Witchfinder General (1968)
Witchfinder General was sold as a horror film. Produced by Tigon Films (Tony Tenser's 1960's rival to Hammer Films) and released in America as The Conqueror Worm by co-financiers American International Pictures, it starred Vincent Price. Audiences might have expected something in the vein of Roger Corman's Edgar Allen Poe gothics. Instead they got Michael Reeves' 'English Western' - steeped in the real-life brutality of the Civil War, pitting Roundhead cavalryman Ian Ogilvy against self-appointed witchfinder Vincent Price. Patrick Wymark provides a strong cameo appearance as Oliver Cromwell.

• • • • • • •

- _What you should do_
Please rewrite everything from "Witchfinder General (1968)" down to "as Oliver Cromwell." in the Witchfinder General passage, changing "cavalryman" to "trooper".

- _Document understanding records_
• • • • • • •

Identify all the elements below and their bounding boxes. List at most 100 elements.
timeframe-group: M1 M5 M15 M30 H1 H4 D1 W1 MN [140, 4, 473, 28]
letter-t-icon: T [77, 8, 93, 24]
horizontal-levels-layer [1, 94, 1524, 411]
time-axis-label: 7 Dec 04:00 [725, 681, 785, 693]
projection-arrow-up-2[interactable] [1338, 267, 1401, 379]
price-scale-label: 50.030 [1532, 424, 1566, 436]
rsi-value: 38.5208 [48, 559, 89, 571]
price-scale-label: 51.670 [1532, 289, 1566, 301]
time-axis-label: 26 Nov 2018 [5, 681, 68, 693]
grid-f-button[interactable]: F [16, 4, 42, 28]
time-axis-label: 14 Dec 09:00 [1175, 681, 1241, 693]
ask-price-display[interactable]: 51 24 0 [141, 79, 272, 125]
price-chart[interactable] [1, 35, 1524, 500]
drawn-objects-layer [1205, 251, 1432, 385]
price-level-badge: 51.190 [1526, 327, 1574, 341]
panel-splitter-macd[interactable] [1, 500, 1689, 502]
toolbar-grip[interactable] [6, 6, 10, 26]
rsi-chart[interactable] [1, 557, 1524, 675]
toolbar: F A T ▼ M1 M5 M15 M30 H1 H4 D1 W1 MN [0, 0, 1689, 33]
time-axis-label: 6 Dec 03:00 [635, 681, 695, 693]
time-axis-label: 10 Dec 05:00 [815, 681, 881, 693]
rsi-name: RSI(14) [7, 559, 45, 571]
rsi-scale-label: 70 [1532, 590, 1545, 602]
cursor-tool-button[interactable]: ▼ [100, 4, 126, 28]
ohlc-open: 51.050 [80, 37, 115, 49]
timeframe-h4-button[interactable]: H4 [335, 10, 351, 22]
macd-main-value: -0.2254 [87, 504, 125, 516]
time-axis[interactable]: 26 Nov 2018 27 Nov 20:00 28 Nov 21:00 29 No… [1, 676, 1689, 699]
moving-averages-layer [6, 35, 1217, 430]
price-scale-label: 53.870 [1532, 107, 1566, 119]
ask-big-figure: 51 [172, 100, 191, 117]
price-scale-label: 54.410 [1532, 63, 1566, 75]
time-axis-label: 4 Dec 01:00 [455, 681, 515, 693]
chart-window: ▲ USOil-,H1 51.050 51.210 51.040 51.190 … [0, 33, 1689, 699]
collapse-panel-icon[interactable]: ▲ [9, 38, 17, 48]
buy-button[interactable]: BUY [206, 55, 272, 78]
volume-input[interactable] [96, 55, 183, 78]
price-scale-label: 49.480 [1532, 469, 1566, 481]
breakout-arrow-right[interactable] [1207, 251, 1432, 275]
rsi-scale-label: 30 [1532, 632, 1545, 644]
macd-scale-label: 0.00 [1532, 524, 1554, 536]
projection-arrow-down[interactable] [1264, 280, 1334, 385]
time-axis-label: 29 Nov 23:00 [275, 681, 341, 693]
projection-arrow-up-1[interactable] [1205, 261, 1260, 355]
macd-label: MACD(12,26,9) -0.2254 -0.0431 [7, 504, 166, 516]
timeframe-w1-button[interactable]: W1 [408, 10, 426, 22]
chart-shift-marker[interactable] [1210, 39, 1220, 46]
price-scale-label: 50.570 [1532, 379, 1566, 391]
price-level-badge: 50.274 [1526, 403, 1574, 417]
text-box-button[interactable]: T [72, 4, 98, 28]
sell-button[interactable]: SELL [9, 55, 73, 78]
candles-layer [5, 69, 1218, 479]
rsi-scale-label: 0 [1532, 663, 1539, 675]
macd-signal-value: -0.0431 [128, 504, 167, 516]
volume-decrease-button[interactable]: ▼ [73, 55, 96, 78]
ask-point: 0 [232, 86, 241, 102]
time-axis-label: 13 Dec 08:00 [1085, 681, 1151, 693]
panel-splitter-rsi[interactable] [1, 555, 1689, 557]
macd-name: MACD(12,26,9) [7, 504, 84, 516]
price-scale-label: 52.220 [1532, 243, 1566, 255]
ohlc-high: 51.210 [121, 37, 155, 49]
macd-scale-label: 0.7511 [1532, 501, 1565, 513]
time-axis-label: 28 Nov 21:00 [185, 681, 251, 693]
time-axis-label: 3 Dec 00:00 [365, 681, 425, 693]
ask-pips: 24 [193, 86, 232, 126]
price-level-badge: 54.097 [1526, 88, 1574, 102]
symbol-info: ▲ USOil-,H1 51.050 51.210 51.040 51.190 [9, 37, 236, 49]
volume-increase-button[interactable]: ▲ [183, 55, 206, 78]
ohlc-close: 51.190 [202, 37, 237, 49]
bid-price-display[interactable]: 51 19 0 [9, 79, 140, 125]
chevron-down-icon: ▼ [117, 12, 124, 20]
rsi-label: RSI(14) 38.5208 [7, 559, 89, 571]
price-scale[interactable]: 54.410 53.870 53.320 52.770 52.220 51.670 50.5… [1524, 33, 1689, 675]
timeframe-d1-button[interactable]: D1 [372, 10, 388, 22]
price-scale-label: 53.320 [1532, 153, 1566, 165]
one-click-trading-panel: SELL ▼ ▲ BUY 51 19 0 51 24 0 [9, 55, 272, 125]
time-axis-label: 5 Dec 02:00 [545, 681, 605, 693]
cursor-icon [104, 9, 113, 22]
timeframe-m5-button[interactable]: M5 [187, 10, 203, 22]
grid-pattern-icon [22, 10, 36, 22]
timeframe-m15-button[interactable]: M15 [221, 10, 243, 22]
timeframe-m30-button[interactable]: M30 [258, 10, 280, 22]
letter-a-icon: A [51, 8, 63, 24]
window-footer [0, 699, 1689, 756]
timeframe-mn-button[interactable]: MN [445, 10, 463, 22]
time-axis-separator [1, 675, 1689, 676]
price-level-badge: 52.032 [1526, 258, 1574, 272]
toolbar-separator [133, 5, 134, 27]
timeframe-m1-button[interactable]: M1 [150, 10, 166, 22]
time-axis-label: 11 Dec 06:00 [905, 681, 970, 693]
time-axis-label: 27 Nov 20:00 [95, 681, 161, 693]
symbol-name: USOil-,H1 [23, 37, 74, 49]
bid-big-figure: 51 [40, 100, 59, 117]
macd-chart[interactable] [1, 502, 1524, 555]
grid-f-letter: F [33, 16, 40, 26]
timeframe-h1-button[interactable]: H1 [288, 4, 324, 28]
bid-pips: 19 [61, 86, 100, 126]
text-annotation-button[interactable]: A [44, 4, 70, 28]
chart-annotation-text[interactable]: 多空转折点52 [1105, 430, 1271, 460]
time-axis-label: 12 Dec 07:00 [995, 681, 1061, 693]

• • • • • • •

- _Solution_
Witchfinder General (1968)
Witchfinder General was sold as a horror film. Produced by Tigon Films (Tony Tenser's 1960's rival to Hammer Films) and released in America as The Conqueror Worm by co-financiers American International Pictures, it starred Vincent Price. Audiences might have expected something in the vein of Roger Corman's Edgar Allen Poe gothics. Instead they got Michael Reeves' 'English Western' - steeped in the real-life brutality of the Civil War, pitting Roundhead trooper Ian Ogilvy against self-appointed witchfinder Vincent Price. Patrick Wymark provides a strong cameo appearance as Oliver Cromwell.